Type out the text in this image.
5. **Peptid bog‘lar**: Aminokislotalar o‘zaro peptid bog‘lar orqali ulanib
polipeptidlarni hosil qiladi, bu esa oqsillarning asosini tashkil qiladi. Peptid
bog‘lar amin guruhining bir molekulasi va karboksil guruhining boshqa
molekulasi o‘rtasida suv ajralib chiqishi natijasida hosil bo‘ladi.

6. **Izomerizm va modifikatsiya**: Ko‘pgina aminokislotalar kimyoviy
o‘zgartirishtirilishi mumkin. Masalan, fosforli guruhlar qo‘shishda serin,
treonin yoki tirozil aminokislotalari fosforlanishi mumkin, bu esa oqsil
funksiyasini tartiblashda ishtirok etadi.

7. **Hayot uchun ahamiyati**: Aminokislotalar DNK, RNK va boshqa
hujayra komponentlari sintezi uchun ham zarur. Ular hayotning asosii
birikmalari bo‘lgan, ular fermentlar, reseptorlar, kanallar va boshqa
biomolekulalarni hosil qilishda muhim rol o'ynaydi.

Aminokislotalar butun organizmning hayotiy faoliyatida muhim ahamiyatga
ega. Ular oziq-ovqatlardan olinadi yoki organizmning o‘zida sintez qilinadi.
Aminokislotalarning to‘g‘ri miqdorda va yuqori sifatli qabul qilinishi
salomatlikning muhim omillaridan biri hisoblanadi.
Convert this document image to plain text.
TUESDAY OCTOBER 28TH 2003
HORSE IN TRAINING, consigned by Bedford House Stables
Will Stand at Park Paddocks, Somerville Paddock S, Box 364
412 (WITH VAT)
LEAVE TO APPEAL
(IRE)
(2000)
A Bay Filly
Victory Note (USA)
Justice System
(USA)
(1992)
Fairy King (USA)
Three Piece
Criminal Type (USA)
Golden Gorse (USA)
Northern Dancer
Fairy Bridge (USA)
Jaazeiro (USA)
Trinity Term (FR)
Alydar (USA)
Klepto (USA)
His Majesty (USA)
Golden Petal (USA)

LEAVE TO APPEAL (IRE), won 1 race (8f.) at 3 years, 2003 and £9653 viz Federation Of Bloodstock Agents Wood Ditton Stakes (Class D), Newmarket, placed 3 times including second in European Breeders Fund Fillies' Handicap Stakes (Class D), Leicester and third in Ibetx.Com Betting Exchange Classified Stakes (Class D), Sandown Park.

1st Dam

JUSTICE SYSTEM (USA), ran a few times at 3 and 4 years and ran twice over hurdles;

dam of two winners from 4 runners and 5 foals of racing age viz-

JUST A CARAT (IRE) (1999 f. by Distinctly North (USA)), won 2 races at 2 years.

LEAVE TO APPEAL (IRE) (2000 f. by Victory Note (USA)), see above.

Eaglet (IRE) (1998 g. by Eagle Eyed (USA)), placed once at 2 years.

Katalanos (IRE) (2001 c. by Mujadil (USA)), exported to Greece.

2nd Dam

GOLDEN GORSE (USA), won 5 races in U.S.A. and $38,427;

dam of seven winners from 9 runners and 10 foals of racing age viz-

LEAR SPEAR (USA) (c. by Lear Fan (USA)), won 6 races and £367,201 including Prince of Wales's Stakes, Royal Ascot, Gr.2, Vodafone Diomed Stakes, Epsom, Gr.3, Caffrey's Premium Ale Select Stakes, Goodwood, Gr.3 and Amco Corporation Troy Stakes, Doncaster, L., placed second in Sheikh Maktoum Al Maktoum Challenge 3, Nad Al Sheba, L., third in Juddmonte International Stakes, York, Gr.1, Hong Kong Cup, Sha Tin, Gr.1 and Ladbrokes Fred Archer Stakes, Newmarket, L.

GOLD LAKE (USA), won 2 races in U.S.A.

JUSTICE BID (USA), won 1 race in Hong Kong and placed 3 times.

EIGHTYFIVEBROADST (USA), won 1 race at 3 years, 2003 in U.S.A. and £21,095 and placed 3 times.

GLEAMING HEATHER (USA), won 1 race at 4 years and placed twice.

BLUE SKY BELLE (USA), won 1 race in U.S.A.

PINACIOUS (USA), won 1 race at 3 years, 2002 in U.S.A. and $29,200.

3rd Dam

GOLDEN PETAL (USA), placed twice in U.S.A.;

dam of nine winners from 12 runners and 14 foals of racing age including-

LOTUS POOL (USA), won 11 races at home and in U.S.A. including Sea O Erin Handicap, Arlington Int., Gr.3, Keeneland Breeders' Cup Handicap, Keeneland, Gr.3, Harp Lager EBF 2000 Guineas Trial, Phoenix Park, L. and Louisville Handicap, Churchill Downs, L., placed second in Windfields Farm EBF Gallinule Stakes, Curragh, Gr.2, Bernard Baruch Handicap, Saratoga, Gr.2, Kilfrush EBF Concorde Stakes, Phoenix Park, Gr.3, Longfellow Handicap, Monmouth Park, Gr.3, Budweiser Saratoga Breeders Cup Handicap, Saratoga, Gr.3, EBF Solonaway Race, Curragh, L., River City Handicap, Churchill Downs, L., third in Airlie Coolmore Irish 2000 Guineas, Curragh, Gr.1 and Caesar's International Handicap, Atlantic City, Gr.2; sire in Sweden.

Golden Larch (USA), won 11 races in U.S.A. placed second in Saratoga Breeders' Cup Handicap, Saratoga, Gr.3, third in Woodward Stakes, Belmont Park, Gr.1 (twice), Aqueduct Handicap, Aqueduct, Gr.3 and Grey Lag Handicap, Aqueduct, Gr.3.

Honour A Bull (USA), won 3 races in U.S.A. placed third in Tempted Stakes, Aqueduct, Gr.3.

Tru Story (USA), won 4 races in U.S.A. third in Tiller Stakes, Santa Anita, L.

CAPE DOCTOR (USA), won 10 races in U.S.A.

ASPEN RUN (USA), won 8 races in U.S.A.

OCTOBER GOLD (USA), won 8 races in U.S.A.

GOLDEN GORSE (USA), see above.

Exercise:
Recopy the entries above in their entirety, exactly.

Solution below:
Type out the text in this image.
5. **Peptid bog‘lar**: Aminokislotalar o‘zaro peptid bog‘lar orqali ulanib
polipeptidlarni hosil qiladi, bu esa oqsillarning asosini tashkil qiladi. Peptid
bog‘lar amin guruhining bir molekulasi va karboksil guruhining boshqa
molekulasi o‘rtasida suv ajralib chiqishi natijasida hosil bo‘ladi.

6. **Izomerizm va modifikatsiya**: Ko‘pgina aminokislotalar kimyoviy
o‘zgartirishtirilishi mumkin. Masalan, fosforli guruhlar qo‘shishda serin,
treonin yoki tirozil aminokislotalari fosforlanishi mumkin, bu esa oqsil
funksiyasini tartiblashda ishtirok etadi.

7. **Hayot uchun ahamiyati**: Aminokislotalar DNK, RNK va boshqa
hujayra komponentlari sintezi uchun ham zarur. Ular hayotning asosii
birikmalari bo‘lgan, ular fermentlar, reseptorlar, kanallar va boshqa
biomolekulalarni hosil qilishda muhim rol o'ynaydi.

Aminokislotalar butun organizmning hayotiy faoliyatida muhim ahamiyatga
ega. Ular oziq-ovqatlardan olinadi yoki organizmning o‘zida sintez qilinadi.
Aminokislotalarning to‘g‘ri miqdorda va yuqori sifatli qabul qilinishi
salomatlikning muhim omillaridan biri hisoblanadi.
Convert this document image to plain text.
TUESDAY OCTOBER 28TH 2003
HORSE IN TRAINING, consigned by Bedford House Stables
Will Stand at Park Paddocks, Somerville Paddock S, Box 364
412 (WITH VAT)
LEAVE TO APPEAL
(IRE)
(2000)
A Bay Filly
Victory Note (USA)
Justice System
(USA)
(1992)
Fairy King (USA)
Three Piece
Criminal Type (USA)
Golden Gorse (USA)
Northern Dancer
Fairy Bridge (USA)
Jaazeiro (USA)
Trinity Term (FR)
Alydar (USA)
Klepto (USA)
His Majesty (USA)
Golden Petal (USA)

LEAVE TO APPEAL (IRE), won 1 race (8f.) at 3 years, 2003 and £9653 viz Federation Of Bloodstock Agents Wood Ditton Stakes (Class D), Newmarket, placed 3 times including second in European Breeders Fund Fillies' Handicap Stakes (Class D), Leicester and third in Ibetx.Com Betting Exchange Classified Stakes (Class D), Sandown Park.

1st Dam

JUSTICE SYSTEM (USA), ran a few times at 3 and 4 years and ran twice over hurdles;

dam of two winners from 4 runners and 5 foals of racing age viz-

JUST A CARAT (IRE) (1999 f. by Distinctly North (USA)), won 2 races at 2 years.

LEAVE TO APPEAL (IRE) (2000 f. by Victory Note (USA)), see above.

Eaglet (IRE) (1998 g. by Eagle Eyed (USA)), placed once at 2 years.

Katalanos (IRE) (2001 c. by Mujadil (USA)), exported to Greece.

2nd Dam

GOLDEN GORSE (USA), won 5 races in U.S.A. and $38,427;

dam of seven winners from 9 runners and 10 foals of racing age viz-

LEAR SPEAR (USA) (c. by Lear Fan (USA)), won 6 races and £367,201 including Prince of Wales's Stakes, Royal Ascot, Gr.2, Vodafone Diomed Stakes, Epsom, Gr.3, Caffrey's Premium Ale Select Stakes, Goodwood, Gr.3 and Amco Corporation Troy Stakes, Doncaster, L., placed second in Sheikh Maktoum Al Maktoum Challenge 3, Nad Al Sheba, L., third in Juddmonte International Stakes, York, Gr.1, Hong Kong Cup, Sha Tin, Gr.1 and Ladbrokes Fred Archer Stakes, Newmarket, L.

GOLD LAKE (USA), won 2 races in U.S.A.

JUSTICE BID (USA), won 1 race in Hong Kong and placed 3 times.

EIGHTYFIVEBROADST (USA), won 1 race at 3 years, 2003 in U.S.A. and £21,095 and placed 3 times.

GLEAMING HEATHER (USA), won 1 race at 4 years and placed twice.

BLUE SKY BELLE (USA), won 1 race in U.S.A.

PINACIOUS (USA), won 1 race at 3 years, 2002 in U.S.A. and $29,200.

3rd Dam

GOLDEN PETAL (USA), placed twice in U.S.A.;

dam of nine winners from 12 runners and 14 foals of racing age including-

LOTUS POOL (USA), won 11 races at home and in U.S.A. including Sea O Erin Handicap, Arlington Int., Gr.3, Keeneland Breeders' Cup Handicap, Keeneland, Gr.3, Harp Lager EBF 2000 Guineas Trial, Phoenix Park, L. and Louisville Handicap, Churchill Downs, L., placed second in Windfields Farm EBF Gallinule Stakes, Curragh, Gr.2, Bernard Baruch Handicap, Saratoga, Gr.2, Kilfrush EBF Concorde Stakes, Phoenix Park, Gr.3, Longfellow Handicap, Monmouth Park, Gr.3, Budweiser Saratoga Breeders Cup Handicap, Saratoga, Gr.3, EBF Solonaway Race, Curragh, L., River City Handicap, Churchill Downs, L., third in Airlie Coolmore Irish 2000 Guineas, Curragh, Gr.1 and Caesar's International Handicap, Atlantic City, Gr.2; sire in Sweden.

Golden Larch (USA), won 11 races in U.S.A. placed second in Saratoga Breeders' Cup Handicap, Saratoga, Gr.3, third in Woodward Stakes, Belmont Park, Gr.1 (twice), Aqueduct Handicap, Aqueduct, Gr.3 and Grey Lag Handicap, Aqueduct, Gr.3.

Honour A Bull (USA), won 3 races in U.S.A. placed third in Tempted Stakes, Aqueduct, Gr.3.

Tru Story (USA), won 4 races in U.S.A. third in Tiller Stakes, Santa Anita, L.

CAPE DOCTOR (USA), won 10 races in U.S.A.

ASPEN RUN (USA), won 8 races in U.S.A.

OCTOBER GOLD (USA), won 8 races in U.S.A.

GOLDEN GORSE (USA), see above.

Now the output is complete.